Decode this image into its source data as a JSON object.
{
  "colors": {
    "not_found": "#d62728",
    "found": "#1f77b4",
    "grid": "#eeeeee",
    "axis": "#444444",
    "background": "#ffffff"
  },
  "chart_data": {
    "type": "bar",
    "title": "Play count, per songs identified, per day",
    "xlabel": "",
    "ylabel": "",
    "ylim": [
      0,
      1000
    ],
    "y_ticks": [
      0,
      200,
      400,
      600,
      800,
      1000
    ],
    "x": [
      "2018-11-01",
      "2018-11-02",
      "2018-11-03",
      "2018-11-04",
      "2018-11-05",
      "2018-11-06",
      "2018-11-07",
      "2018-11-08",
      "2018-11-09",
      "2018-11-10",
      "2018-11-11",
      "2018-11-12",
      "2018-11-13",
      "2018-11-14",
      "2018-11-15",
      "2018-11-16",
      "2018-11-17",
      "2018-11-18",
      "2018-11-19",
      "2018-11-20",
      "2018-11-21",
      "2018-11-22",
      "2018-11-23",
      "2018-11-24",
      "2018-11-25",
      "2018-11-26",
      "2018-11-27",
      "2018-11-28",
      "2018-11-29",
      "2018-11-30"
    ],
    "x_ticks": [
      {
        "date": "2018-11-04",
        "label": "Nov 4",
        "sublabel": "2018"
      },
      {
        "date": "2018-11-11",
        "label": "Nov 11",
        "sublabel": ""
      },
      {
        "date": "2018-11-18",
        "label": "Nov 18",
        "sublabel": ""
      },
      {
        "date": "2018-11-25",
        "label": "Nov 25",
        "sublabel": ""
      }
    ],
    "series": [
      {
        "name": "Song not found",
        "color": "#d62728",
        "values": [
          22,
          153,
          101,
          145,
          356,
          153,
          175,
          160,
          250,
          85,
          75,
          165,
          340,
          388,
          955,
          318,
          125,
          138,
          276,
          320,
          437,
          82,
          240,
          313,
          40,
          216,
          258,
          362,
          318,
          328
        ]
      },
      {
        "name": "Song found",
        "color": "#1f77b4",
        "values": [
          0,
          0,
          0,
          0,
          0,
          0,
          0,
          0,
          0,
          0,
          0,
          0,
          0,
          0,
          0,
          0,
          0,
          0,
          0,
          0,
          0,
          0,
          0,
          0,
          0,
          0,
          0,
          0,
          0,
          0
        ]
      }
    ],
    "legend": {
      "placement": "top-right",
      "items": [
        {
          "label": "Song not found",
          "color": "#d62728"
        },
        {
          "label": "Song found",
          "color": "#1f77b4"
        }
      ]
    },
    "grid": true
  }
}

Exercise instructions:
Find every line above that contains the word "date", and return each one.

Solution to this task:
        "date": "2018-11-04",
        "date": "2018-11-11",
        "date": "2018-11-18",
        "date": "2018-11-25",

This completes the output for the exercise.